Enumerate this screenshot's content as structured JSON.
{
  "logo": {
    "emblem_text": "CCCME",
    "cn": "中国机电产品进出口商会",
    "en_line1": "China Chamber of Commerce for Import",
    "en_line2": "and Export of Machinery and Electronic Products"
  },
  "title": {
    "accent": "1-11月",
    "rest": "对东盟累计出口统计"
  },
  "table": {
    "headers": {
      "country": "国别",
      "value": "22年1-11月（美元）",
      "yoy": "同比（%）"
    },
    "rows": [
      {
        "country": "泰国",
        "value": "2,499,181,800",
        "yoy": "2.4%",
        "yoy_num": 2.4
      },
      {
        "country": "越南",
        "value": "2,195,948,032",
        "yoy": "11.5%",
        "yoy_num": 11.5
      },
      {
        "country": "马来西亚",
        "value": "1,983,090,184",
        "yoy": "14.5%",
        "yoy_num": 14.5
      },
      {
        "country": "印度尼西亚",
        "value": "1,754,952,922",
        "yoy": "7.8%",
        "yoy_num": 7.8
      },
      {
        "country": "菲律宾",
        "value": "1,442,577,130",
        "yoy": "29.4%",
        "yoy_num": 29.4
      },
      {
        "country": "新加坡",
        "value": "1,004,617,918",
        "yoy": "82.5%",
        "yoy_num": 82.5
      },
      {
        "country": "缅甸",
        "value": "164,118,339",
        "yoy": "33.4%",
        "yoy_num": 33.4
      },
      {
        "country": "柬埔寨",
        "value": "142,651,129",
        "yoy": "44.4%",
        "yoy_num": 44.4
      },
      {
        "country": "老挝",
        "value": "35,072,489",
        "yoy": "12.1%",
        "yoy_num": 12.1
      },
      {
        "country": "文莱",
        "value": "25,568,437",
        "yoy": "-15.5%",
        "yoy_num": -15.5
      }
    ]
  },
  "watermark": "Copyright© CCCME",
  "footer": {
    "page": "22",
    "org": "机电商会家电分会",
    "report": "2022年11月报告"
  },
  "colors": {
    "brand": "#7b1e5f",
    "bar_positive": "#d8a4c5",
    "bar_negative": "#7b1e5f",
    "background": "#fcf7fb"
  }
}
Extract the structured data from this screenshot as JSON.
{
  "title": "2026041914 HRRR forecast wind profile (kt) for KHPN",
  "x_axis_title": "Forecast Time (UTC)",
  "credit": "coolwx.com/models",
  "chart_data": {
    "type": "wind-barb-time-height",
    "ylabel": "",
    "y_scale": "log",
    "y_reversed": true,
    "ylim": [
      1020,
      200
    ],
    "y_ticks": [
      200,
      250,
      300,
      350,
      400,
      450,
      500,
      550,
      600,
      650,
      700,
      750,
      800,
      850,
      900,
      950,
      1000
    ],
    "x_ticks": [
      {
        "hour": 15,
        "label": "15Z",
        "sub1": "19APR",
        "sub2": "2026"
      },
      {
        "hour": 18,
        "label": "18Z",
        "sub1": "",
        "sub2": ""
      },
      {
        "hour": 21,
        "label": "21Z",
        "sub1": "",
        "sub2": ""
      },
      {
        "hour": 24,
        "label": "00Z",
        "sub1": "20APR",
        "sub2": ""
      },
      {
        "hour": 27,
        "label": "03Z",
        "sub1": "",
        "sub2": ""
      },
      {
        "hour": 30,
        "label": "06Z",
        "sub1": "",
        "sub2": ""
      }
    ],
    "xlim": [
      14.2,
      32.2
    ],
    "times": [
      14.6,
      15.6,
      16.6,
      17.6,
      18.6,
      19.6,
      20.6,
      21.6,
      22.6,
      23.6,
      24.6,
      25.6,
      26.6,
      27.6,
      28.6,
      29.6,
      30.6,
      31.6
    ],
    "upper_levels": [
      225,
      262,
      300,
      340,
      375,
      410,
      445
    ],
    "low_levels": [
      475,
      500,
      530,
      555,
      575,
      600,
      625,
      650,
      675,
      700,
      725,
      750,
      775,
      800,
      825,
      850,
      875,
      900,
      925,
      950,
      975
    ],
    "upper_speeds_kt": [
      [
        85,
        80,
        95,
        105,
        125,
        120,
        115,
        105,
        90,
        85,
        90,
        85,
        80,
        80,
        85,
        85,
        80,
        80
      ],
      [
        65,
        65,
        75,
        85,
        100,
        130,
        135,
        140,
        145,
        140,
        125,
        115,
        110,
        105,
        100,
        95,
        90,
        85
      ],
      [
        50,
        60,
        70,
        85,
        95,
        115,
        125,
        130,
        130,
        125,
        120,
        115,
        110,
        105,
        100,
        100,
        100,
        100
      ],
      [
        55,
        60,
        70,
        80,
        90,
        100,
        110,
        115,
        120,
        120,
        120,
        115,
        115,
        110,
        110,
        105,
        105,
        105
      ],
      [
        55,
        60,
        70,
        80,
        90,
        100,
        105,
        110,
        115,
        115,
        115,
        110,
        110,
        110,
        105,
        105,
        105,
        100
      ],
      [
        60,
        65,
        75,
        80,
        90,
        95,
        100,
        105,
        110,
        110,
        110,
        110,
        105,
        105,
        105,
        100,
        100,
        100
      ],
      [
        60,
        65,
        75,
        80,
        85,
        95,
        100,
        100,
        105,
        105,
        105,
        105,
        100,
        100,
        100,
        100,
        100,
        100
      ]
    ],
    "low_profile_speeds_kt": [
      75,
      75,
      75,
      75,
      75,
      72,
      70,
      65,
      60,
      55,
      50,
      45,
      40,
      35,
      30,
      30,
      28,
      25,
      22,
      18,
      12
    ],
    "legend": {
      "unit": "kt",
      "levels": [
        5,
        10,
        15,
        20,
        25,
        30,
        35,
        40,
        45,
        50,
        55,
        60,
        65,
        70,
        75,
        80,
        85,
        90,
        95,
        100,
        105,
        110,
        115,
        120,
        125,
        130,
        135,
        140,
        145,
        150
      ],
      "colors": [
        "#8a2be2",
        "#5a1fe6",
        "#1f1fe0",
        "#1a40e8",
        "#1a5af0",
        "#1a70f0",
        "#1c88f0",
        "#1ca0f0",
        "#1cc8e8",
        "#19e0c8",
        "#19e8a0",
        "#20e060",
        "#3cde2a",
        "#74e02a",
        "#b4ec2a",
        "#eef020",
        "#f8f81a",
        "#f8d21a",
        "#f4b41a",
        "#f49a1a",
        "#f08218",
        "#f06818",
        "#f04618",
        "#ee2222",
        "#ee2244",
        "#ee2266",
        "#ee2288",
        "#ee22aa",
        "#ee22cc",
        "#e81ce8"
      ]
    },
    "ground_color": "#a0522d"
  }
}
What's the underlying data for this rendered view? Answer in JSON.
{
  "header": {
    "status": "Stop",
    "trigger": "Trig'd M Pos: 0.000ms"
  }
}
------------------------------------------------
* [What is asked]: Search the preceding listing for the word "hour" and pull out every line that holds it.

* [Solved problem]:
        "hour": 15,
        "hour": 18,
        "hour": 21,
        "hour": 24,
        "hour": 27,
        "hour": 30,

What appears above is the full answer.